▸ Work required
Pictures in the data below are not part of the copy; transcribe everything else exactly.

Stored entries:
#####

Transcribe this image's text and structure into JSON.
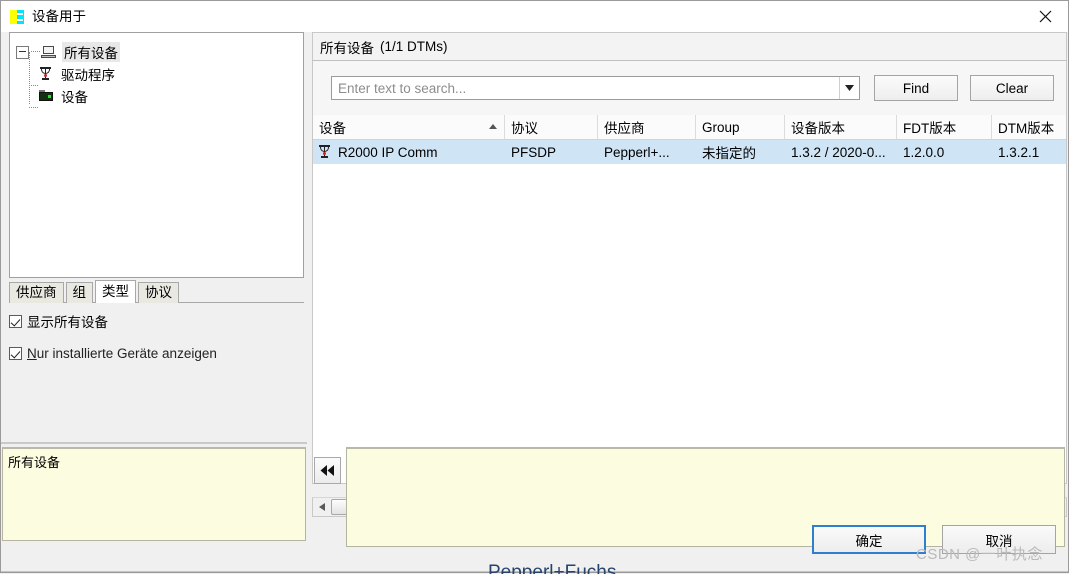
{
  "window": {
    "title": "设备用于",
    "icon": "app-icon",
    "close_label": "×"
  },
  "tree": {
    "nodes": [
      {
        "label": "所有设备",
        "icon": "computer-icon",
        "selected": true
      },
      {
        "label": "驱动程序",
        "icon": "dtm-icon",
        "selected": false
      },
      {
        "label": "设备",
        "icon": "device-icon",
        "selected": false
      }
    ]
  },
  "tabs": [
    {
      "label": "供应商",
      "active": false
    },
    {
      "label": "组",
      "active": false
    },
    {
      "label": "类型",
      "active": true
    },
    {
      "label": "协议",
      "active": false
    }
  ],
  "checkboxes": [
    {
      "label": "显示所有设备",
      "checked": true,
      "accel": ""
    },
    {
      "label": "Nur installierte Geräte anzeigen",
      "checked": true,
      "accel": "N"
    }
  ],
  "left_info": {
    "text": "所有设备"
  },
  "right": {
    "header_main": "所有设备",
    "header_sub": "(1/1 DTMs)",
    "search": {
      "placeholder": "Enter text to search...",
      "value": "",
      "dropdown_icon": "chevron-down-icon"
    },
    "find_label": "Find",
    "clear_label": "Clear"
  },
  "table": {
    "columns": [
      {
        "label": "设备",
        "width": 192,
        "sorted": true,
        "sort_dir": "asc"
      },
      {
        "label": "协议",
        "width": 93,
        "sorted": false
      },
      {
        "label": "供应商",
        "width": 98,
        "sorted": false
      },
      {
        "label": "Group",
        "width": 89,
        "sorted": false
      },
      {
        "label": "设备版本",
        "width": 112,
        "sorted": false
      },
      {
        "label": "FDT版本",
        "width": 95,
        "sorted": false
      },
      {
        "label": "DTM版本",
        "width": 78,
        "sorted": false
      }
    ],
    "rows": [
      {
        "selected": true,
        "icon": "dtm-icon",
        "cells": [
          "R2000 IP Comm",
          "PFSDP",
          "Pepperl+...",
          "未指定的",
          "1.3.2 / 2020-0...",
          "1.2.0.0",
          "1.3.2.1"
        ]
      }
    ]
  },
  "scrollbar": {
    "left_arrow": "◀",
    "right_arrow": "▶",
    "grip": "scrollbar-grip"
  },
  "collapse": {
    "label": "◀◀"
  },
  "right_info": {
    "text": ""
  },
  "footer": {
    "ok_label": "确定",
    "cancel_label": "取消"
  },
  "watermark": {
    "text": "CSDN @一叶执念"
  },
  "bleed": {
    "text": "Pepperl+Fuchs"
  },
  "colors": {
    "selection_blue": "#cfe4f5",
    "focus_border": "#2f7fd0",
    "info_yellow": "#fcfce0",
    "window_bg": "#f0f0f0",
    "icon_yellow": "#ffff00",
    "icon_cyan": "#00e5ff"
  }
}
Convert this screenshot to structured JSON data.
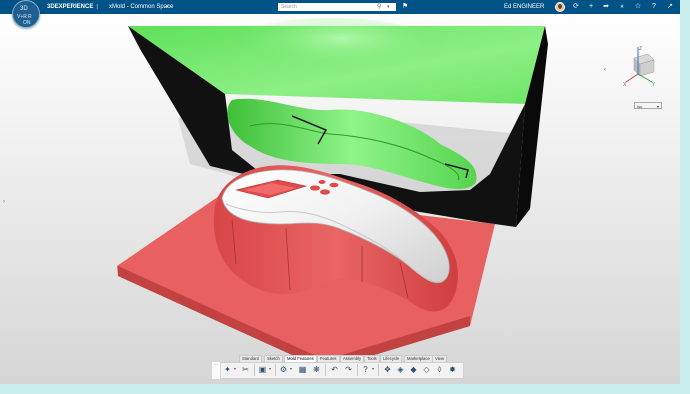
{
  "topbar": {
    "brand_main": "3DEXPERIENCE",
    "brand_sep": "|",
    "app": "xMold",
    "separator": "-",
    "space": "Common Space",
    "search_placeholder": "Search",
    "username": "Ed ENGINEER",
    "icons": [
      "search-icon",
      "tag-icon",
      "add-icon",
      "share-icon",
      "collaborate-icon",
      "help-icon",
      "fullscreen-icon"
    ],
    "colors": {
      "bar": "#005386"
    }
  },
  "compass": {
    "top": "3D",
    "left": "V+R",
    "right": "R",
    "bottom": "ON"
  },
  "viewport": {
    "view_mode": "Iso",
    "axis": {
      "x": "X",
      "y": "Y",
      "z": "Z"
    },
    "colors": {
      "core_green": "#76e86f",
      "cavity_red": "#e85a5a",
      "part_white": "#f4f4f4"
    }
  },
  "action_bar": {
    "tabs": [
      "Standard",
      "Sketch",
      "Mold Features",
      "Features",
      "Assembly",
      "Tools",
      "Lifecycle",
      "Marketplace",
      "View"
    ],
    "active_tab": "Mold Features"
  }
}
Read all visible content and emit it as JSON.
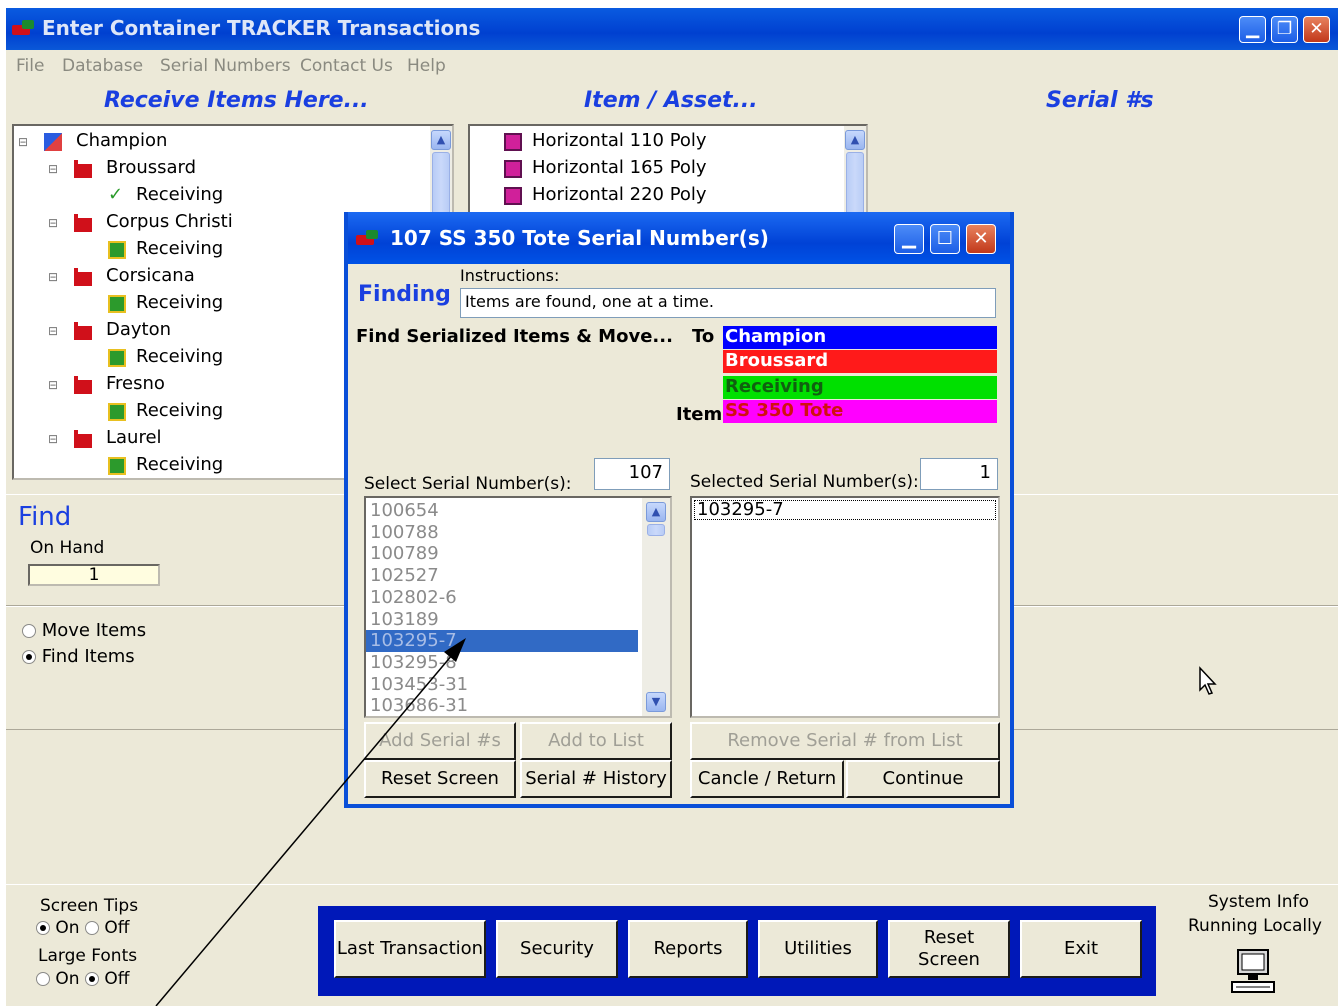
{
  "window": {
    "title": "Enter Container TRACKER Transactions",
    "min": "▁",
    "restore": "❐",
    "close": "✕"
  },
  "menu": [
    "File",
    "Database",
    "Serial Numbers",
    "Contact Us",
    "Help"
  ],
  "headers": {
    "receive": "Receive Items Here...",
    "item": "Item / Asset...",
    "serial": "Serial #s"
  },
  "tree": [
    {
      "label": "Champion",
      "icon": "company-icon"
    },
    {
      "label": "Broussard",
      "icon": "facility-icon"
    },
    {
      "label": "Receiving",
      "icon": "checkmark-icon"
    },
    {
      "label": "Corpus Christi",
      "icon": "facility-icon"
    },
    {
      "label": "Receiving",
      "icon": "receiving-icon"
    },
    {
      "label": "Corsicana",
      "icon": "facility-icon"
    },
    {
      "label": "Receiving",
      "icon": "receiving-icon"
    },
    {
      "label": "Dayton",
      "icon": "facility-icon"
    },
    {
      "label": "Receiving",
      "icon": "receiving-icon"
    },
    {
      "label": "Fresno",
      "icon": "facility-icon"
    },
    {
      "label": "Receiving",
      "icon": "receiving-icon"
    },
    {
      "label": "Laurel",
      "icon": "facility-icon"
    },
    {
      "label": "Receiving",
      "icon": "receiving-icon"
    }
  ],
  "items": [
    "Horizontal 110 Poly",
    "Horizontal 165 Poly",
    "Horizontal 220 Poly"
  ],
  "find": {
    "title": "Find",
    "onhand_label": "On Hand",
    "onhand_value": "1"
  },
  "mode": {
    "move": "Move Items",
    "find": "Find Items",
    "selected": "find"
  },
  "dialog": {
    "title": "107 SS 350 Tote Serial Number(s)",
    "mode": "Finding",
    "instructions_label": "Instructions:",
    "instructions": "Items are found, one at a time.",
    "heading": "Find Serialized Items & Move...",
    "to_label": "To",
    "item_label": "Item",
    "to": {
      "company": "Champion",
      "facility": "Broussard",
      "location": "Receiving"
    },
    "item": "SS 350 Tote",
    "colors": {
      "company": "#0000ff",
      "facility": "#ff1a1a",
      "location": "#00e000",
      "item": "#ff00ff"
    },
    "select_label": "Select Serial Number(s):",
    "select_count": "107",
    "selected_label": "Selected Serial Number(s):",
    "selected_count": "1",
    "serials": [
      "100654",
      "100788",
      "100789",
      "102527",
      "102802-6",
      "103189",
      "103295-7",
      "103295-8",
      "103453-31",
      "103686-31"
    ],
    "highlighted_serial": "103295-7",
    "selected_serials": [
      "103295-7"
    ],
    "buttons": {
      "add_serial": "Add Serial #s",
      "add_list": "Add to List",
      "remove": "Remove Serial #  from List",
      "reset": "Reset Screen",
      "history": "Serial # History",
      "cancel": "Cancle / Return",
      "continue": "Continue"
    }
  },
  "bottom": {
    "screen_tips": "Screen Tips",
    "large_fonts": "Large Fonts",
    "on": "On",
    "off": "Off",
    "buttons": [
      "Last Transaction",
      "Security",
      "Reports",
      "Utilities",
      "Reset Screen",
      "Exit"
    ],
    "system_info": "System Info",
    "running": "Running Locally"
  }
}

#####

▸ Solution for this exercise
Transcribe this image's text and structure into JSON.
{
  "window": {
    "title": "设备用于",
    "icon": "app-icon",
    "close_label": "×"
  },
  "tree": {
    "nodes": [
      {
        "label": "所有设备",
        "icon": "computer-icon",
        "selected": true
      },
      {
        "label": "驱动程序",
        "icon": "dtm-icon",
        "selected": false
      },
      {
        "label": "设备",
        "icon": "device-icon",
        "selected": false
      }
    ]
  },
  "tabs": [
    {
      "label": "供应商",
      "active": false
    },
    {
      "label": "组",
      "active": false
    },
    {
      "label": "类型",
      "active": true
    },
    {
      "label": "协议",
      "active": false
    }
  ],
  "checkboxes": [
    {
      "label": "显示所有设备",
      "checked": true,
      "accel": ""
    },
    {
      "label": "Nur installierte Geräte anzeigen",
      "checked": true,
      "accel": "N"
    }
  ],
  "left_info": {
    "text": "所有设备"
  },
  "right": {
    "header_main": "所有设备",
    "header_sub": "(1/1 DTMs)",
    "search": {
      "placeholder": "Enter text to search...",
      "value": "",
      "dropdown_icon": "chevron-down-icon"
    },
    "find_label": "Find",
    "clear_label": "Clear"
  },
  "table": {
    "columns": [
      {
        "label": "设备",
        "width": 192,
        "sorted": true,
        "sort_dir": "asc"
      },
      {
        "label": "协议",
        "width": 93,
        "sorted": false
      },
      {
        "label": "供应商",
        "width": 98,
        "sorted": false
      },
      {
        "label": "Group",
        "width": 89,
        "sorted": false
      },
      {
        "label": "设备版本",
        "width": 112,
        "sorted": false
      },
      {
        "label": "FDT版本",
        "width": 95,
        "sorted": false
      },
      {
        "label": "DTM版本",
        "width": 78,
        "sorted": false
      }
    ],
    "rows": [
      {
        "selected": true,
        "icon": "dtm-icon",
        "cells": [
          "R2000 IP Comm",
          "PFSDP",
          "Pepperl+...",
          "未指定的",
          "1.3.2 / 2020-0...",
          "1.2.0.0",
          "1.3.2.1"
        ]
      }
    ]
  },
  "scrollbar": {
    "left_arrow": "◀",
    "right_arrow": "▶",
    "grip": "scrollbar-grip"
  },
  "collapse": {
    "label": "◀◀"
  },
  "right_info": {
    "text": ""
  },
  "footer": {
    "ok_label": "确定",
    "cancel_label": "取消"
  },
  "watermark": {
    "text": "CSDN @一叶执念"
  },
  "bleed": {
    "text": "Pepperl+Fuchs"
  },
  "colors": {
    "selection_blue": "#cfe4f5",
    "focus_border": "#2f7fd0",
    "info_yellow": "#fcfce0",
    "window_bg": "#f0f0f0",
    "icon_yellow": "#ffff00",
    "icon_cyan": "#00e5ff"
  }
}
Convert this screenshot to structured JSON data.
{
  "topbar": {
    "brand_main": "3DEXPERIENCE",
    "brand_sep": "|",
    "app": "xMold",
    "separator": "-",
    "space": "Common Space",
    "search_placeholder": "Search",
    "username": "Ed ENGINEER",
    "icons": [
      "search-icon",
      "tag-icon",
      "add-icon",
      "share-icon",
      "collaborate-icon",
      "help-icon",
      "fullscreen-icon"
    ],
    "colors": {
      "bar": "#005386"
    }
  },
  "compass": {
    "top": "3D",
    "left": "V+R",
    "right": "R",
    "bottom": "ON"
  },
  "viewport": {
    "view_mode": "Iso",
    "axis": {
      "x": "X",
      "y": "Y",
      "z": "Z"
    },
    "colors": {
      "core_green": "#76e86f",
      "cavity_red": "#e85a5a",
      "part_white": "#f4f4f4"
    }
  },
  "action_bar": {
    "tabs": [
      "Standard",
      "Sketch",
      "Mold Features",
      "Features",
      "Assembly",
      "Tools",
      "Lifecycle",
      "Marketplace",
      "View"
    ],
    "active_tab": "Mold Features"
  }
}
Read all visible content and emit it as JSON.
{
  "window": {
    "title": "Enter Container TRACKER Transactions",
    "min": "▁",
    "restore": "❐",
    "close": "✕"
  },
  "menu": [
    "File",
    "Database",
    "Serial Numbers",
    "Contact Us",
    "Help"
  ],
  "headers": {
    "receive": "Receive Items Here...",
    "item": "Item / Asset...",
    "serial": "Serial #s"
  },
  "tree": [
    {
      "label": "Champion",
      "icon": "company-icon"
    },
    {
      "label": "Broussard",
      "icon": "facility-icon"
    },
    {
      "label": "Receiving",
      "icon": "checkmark-icon"
    },
    {
      "label": "Corpus Christi",
      "icon": "facility-icon"
    },
    {
      "label": "Receiving",
      "icon": "receiving-icon"
    },
    {
      "label": "Corsicana",
      "icon": "facility-icon"
    },
    {
      "label": "Receiving",
      "icon": "receiving-icon"
    },
    {
      "label": "Dayton",
      "icon": "facility-icon"
    },
    {
      "label": "Receiving",
      "icon": "receiving-icon"
    },
    {
      "label": "Fresno",
      "icon": "facility-icon"
    },
    {
      "label": "Receiving",
      "icon": "receiving-icon"
    },
    {
      "label": "Laurel",
      "icon": "facility-icon"
    },
    {
      "label": "Receiving",
      "icon": "receiving-icon"
    }
  ],
  "items": [
    "Horizontal 110 Poly",
    "Horizontal 165 Poly",
    "Horizontal 220 Poly"
  ],
  "find": {
    "title": "Find",
    "onhand_label": "On Hand",
    "onhand_value": "1"
  },
  "mode": {
    "move": "Move Items",
    "find": "Find Items",
    "selected": "find"
  },
  "dialog": {
    "title": "107 SS 350 Tote Serial Number(s)",
    "mode": "Finding",
    "instructions_label": "Instructions:",
    "instructions": "Items are found, one at a time.",
    "heading": "Find Serialized Items & Move...",
    "to_label": "To",
    "item_label": "Item",
    "to": {
      "company": "Champion",
      "facility": "Broussard",
      "location": "Receiving"
    },
    "item": "SS 350 Tote",
    "colors": {
      "company": "#0000ff",
      "facility": "#ff1a1a",
      "location": "#00e000",
      "item": "#ff00ff"
    },
    "select_label": "Select Serial Number(s):",
    "select_count": "107",
    "selected_label": "Selected Serial Number(s):",
    "selected_count": "1",
    "serials": [
      "100654",
      "100788",
      "100789",
      "102527",
      "102802-6",
      "103189",
      "103295-7",
      "103295-8",
      "103453-31",
      "103686-31"
    ],
    "highlighted_serial": "103295-7",
    "selected_serials": [
      "103295-7"
    ],
    "buttons": {
      "add_serial": "Add Serial #s",
      "add_list": "Add to List",
      "remove": "Remove Serial #  from List",
      "reset": "Reset Screen",
      "history": "Serial # History",
      "cancel": "Cancle / Return",
      "continue": "Continue"
    }
  },
  "bottom": {
    "screen_tips": "Screen Tips",
    "large_fonts": "Large Fonts",
    "on": "On",
    "off": "Off",
    "buttons": [
      "Last Transaction",
      "Security",
      "Reports",
      "Utilities",
      "Reset Screen",
      "Exit"
    ],
    "system_info": "System Info",
    "running": "Running Locally"
  }
}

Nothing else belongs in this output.